### EXTRACTED DATA
________________________
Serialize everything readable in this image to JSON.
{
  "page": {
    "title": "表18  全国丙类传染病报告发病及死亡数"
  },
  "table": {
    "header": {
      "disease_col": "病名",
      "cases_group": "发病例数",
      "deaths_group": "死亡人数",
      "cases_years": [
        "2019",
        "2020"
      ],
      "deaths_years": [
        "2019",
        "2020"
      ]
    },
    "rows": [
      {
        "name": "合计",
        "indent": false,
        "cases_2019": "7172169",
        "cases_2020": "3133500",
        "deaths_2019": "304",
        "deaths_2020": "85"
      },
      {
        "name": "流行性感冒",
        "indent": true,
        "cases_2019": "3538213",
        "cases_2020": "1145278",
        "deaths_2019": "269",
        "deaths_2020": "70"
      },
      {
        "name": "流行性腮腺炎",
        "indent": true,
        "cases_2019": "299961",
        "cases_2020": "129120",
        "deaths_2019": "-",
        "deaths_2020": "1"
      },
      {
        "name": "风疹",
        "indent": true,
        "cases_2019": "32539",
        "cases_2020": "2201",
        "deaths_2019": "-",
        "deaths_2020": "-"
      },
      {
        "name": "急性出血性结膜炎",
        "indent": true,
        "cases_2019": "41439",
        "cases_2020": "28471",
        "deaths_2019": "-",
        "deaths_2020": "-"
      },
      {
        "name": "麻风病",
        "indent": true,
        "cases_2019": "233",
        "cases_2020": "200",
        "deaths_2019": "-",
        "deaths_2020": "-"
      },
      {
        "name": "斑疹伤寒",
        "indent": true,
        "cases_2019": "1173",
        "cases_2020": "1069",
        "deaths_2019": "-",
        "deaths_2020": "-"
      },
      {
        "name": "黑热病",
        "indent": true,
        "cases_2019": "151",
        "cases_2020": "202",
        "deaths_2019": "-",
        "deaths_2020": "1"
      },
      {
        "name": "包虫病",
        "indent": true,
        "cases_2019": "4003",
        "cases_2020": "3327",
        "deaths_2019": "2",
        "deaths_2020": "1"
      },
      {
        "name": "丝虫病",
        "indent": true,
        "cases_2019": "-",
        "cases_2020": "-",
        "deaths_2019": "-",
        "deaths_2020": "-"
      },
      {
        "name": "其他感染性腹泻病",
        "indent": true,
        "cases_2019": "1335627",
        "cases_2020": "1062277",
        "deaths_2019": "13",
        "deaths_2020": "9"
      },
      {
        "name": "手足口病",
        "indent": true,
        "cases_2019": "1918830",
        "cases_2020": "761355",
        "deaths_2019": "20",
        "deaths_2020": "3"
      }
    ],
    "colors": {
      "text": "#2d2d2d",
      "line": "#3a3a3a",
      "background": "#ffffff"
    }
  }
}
________________________
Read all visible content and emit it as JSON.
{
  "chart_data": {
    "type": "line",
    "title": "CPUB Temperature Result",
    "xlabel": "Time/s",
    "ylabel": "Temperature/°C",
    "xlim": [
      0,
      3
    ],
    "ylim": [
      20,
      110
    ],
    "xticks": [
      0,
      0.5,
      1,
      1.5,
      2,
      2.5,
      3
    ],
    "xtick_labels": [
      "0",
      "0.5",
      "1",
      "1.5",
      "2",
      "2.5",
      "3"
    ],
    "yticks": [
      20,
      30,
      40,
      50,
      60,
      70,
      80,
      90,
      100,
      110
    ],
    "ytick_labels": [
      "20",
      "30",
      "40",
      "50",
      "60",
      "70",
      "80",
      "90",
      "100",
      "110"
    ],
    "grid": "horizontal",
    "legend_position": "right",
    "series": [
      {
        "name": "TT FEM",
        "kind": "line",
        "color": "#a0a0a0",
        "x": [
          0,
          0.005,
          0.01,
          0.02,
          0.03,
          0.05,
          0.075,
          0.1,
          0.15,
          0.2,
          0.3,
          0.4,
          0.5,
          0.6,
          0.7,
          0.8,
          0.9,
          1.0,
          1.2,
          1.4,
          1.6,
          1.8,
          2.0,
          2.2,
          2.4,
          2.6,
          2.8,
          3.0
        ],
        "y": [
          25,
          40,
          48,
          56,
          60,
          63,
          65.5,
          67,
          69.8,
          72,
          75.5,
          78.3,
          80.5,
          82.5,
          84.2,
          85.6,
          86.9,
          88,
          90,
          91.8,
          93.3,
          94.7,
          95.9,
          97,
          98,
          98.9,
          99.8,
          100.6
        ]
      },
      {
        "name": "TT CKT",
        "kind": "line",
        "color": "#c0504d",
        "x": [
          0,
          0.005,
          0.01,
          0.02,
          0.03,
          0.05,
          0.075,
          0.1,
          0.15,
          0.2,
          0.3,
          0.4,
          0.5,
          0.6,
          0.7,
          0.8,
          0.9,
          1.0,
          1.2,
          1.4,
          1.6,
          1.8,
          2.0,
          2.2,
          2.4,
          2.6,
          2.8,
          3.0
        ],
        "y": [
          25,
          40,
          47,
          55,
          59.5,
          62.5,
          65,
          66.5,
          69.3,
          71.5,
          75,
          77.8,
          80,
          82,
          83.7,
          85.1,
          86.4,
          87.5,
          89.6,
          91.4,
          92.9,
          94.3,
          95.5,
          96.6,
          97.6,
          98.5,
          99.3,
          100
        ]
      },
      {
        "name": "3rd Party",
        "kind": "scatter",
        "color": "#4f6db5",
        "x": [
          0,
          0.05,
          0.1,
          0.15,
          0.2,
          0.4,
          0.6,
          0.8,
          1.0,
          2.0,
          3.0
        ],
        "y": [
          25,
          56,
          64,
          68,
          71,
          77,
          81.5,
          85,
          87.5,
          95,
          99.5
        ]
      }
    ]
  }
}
________________________
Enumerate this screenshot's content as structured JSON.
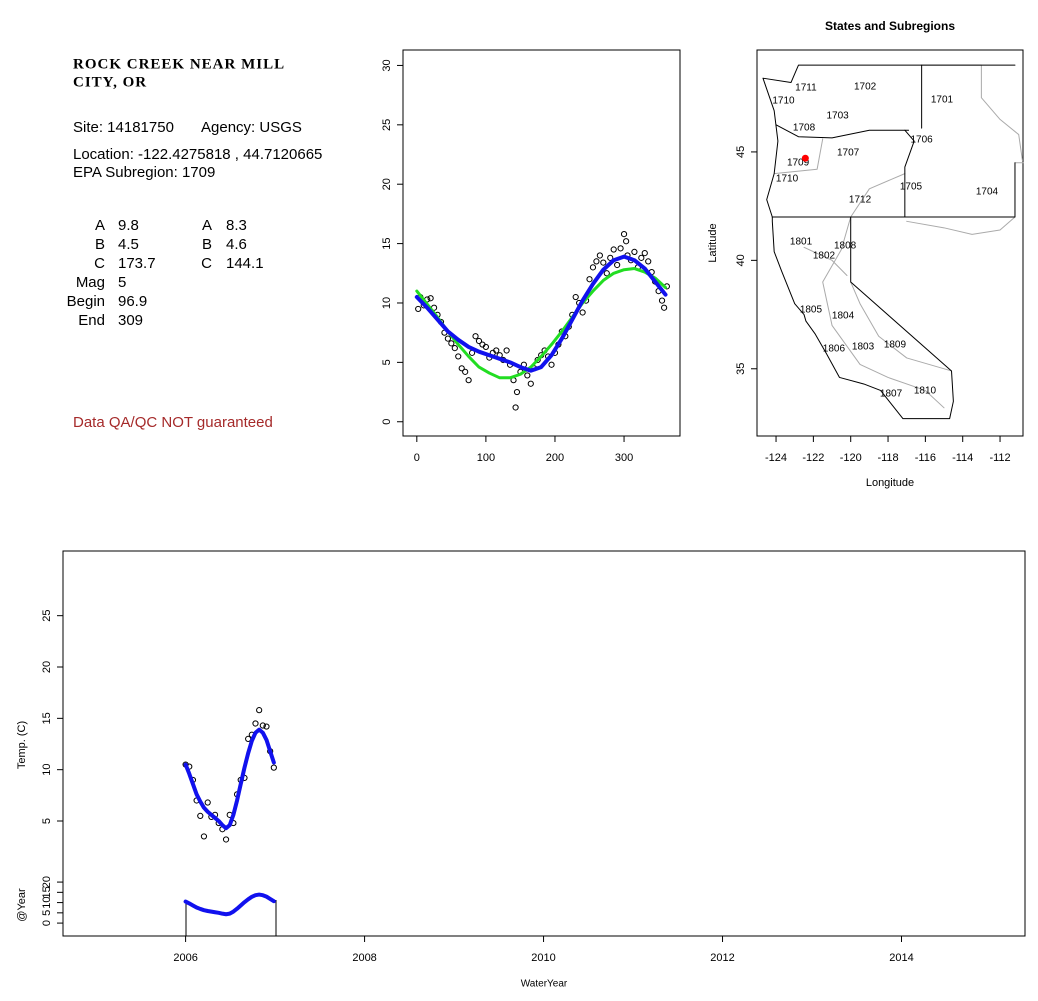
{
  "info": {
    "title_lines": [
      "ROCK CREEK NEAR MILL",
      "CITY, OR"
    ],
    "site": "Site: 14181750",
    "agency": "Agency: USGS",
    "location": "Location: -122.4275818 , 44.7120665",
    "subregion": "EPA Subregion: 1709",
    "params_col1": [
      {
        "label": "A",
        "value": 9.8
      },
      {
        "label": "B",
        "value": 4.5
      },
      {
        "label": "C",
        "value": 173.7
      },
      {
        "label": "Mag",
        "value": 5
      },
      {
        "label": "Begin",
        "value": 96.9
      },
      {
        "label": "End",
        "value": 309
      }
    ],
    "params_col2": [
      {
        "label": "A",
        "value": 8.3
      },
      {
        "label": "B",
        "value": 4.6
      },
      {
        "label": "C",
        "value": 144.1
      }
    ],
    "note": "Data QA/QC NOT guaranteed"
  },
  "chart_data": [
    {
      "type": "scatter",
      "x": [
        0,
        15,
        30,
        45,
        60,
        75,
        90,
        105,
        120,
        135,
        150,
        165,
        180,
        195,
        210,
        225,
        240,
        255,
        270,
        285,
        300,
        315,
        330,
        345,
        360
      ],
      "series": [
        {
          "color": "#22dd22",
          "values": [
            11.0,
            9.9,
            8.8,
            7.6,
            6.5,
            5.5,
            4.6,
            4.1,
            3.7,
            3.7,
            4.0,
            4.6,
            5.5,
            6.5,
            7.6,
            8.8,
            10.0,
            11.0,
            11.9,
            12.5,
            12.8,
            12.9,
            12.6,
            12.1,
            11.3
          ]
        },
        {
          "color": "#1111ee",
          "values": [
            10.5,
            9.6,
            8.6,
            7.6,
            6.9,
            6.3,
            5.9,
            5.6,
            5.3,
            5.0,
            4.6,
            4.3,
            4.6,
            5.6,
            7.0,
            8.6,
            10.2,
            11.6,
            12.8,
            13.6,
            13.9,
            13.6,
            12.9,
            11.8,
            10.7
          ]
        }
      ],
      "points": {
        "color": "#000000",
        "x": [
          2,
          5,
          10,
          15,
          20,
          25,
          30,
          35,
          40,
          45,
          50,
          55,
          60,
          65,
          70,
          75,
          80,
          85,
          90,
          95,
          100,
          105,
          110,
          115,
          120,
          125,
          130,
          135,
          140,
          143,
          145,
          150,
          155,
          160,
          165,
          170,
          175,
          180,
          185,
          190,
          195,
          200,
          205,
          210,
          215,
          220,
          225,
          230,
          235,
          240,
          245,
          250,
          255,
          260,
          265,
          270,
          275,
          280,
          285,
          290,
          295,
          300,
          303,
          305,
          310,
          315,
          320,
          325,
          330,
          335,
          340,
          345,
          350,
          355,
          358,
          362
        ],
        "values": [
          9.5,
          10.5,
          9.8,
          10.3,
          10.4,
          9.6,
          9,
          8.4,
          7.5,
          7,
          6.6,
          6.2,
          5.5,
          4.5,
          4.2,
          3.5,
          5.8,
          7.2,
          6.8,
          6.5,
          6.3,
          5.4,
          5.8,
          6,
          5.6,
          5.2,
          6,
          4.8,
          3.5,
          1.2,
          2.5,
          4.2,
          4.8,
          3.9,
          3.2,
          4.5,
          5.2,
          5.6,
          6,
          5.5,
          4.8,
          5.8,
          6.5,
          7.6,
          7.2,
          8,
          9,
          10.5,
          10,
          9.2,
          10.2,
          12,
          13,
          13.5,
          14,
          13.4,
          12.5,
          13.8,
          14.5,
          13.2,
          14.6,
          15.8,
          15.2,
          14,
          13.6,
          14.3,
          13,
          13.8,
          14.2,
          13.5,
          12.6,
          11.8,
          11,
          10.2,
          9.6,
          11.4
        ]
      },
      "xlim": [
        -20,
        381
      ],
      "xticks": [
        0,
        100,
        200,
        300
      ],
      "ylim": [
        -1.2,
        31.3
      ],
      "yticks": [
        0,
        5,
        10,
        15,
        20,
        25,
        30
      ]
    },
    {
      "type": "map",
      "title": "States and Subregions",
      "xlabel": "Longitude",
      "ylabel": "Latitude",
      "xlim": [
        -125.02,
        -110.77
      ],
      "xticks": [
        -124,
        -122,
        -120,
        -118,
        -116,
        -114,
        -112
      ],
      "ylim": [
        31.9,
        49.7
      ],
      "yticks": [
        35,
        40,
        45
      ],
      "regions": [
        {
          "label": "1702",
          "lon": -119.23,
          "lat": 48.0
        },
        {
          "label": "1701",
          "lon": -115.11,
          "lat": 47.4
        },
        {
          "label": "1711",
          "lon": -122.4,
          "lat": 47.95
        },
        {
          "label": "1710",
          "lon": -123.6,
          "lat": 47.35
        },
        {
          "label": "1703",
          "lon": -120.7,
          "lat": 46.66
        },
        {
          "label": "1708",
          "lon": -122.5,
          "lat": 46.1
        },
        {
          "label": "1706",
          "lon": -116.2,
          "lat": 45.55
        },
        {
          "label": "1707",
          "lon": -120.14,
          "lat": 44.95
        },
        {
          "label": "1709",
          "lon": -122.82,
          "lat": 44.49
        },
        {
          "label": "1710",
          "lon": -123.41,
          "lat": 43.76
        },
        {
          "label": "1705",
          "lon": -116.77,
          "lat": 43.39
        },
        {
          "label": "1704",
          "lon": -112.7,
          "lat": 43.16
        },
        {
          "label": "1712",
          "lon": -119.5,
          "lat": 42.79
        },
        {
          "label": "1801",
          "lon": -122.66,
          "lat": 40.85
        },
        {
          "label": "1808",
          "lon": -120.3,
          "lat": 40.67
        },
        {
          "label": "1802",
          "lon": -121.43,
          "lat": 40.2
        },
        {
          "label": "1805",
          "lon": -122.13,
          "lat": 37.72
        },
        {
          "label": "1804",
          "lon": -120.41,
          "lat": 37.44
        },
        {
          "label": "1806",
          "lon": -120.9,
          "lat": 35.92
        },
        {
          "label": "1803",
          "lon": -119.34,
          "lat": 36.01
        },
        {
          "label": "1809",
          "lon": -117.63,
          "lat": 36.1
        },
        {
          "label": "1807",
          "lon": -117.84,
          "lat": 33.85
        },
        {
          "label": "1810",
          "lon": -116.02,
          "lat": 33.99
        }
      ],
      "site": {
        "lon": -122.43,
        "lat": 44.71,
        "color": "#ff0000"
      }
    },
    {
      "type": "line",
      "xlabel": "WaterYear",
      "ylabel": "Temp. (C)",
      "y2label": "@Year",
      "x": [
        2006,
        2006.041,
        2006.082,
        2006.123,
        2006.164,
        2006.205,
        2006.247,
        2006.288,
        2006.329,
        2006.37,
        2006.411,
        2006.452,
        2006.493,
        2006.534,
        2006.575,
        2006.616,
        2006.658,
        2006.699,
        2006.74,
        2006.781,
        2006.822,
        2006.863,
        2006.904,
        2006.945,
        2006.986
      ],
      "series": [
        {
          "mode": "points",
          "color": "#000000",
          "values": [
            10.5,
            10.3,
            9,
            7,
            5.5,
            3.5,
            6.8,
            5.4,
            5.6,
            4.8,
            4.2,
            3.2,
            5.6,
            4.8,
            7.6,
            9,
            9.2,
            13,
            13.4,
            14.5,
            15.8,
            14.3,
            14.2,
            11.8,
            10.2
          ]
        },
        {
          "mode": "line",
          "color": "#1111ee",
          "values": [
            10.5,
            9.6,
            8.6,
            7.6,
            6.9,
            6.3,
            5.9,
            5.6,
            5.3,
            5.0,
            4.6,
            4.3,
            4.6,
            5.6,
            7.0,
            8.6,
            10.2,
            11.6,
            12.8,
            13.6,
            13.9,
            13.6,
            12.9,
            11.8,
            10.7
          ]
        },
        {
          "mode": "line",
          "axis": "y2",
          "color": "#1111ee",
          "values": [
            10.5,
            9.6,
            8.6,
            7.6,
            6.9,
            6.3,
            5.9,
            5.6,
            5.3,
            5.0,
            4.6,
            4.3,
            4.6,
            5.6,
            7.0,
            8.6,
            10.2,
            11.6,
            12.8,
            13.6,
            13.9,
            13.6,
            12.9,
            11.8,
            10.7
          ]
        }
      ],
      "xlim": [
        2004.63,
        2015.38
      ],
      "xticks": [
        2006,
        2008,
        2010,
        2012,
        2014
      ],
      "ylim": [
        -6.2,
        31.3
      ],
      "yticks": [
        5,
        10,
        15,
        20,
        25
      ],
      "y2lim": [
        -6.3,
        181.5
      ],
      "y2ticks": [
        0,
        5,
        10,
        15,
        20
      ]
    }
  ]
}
________________________
### REQUIREMENT
From the entries above, list each line with "JSON" in it.

### SOLVED EXERCISE
Serialize everything readable in this image to JSON.
Read all visible content and emit it as JSON.
Enumerate this screenshot's content as structured JSON.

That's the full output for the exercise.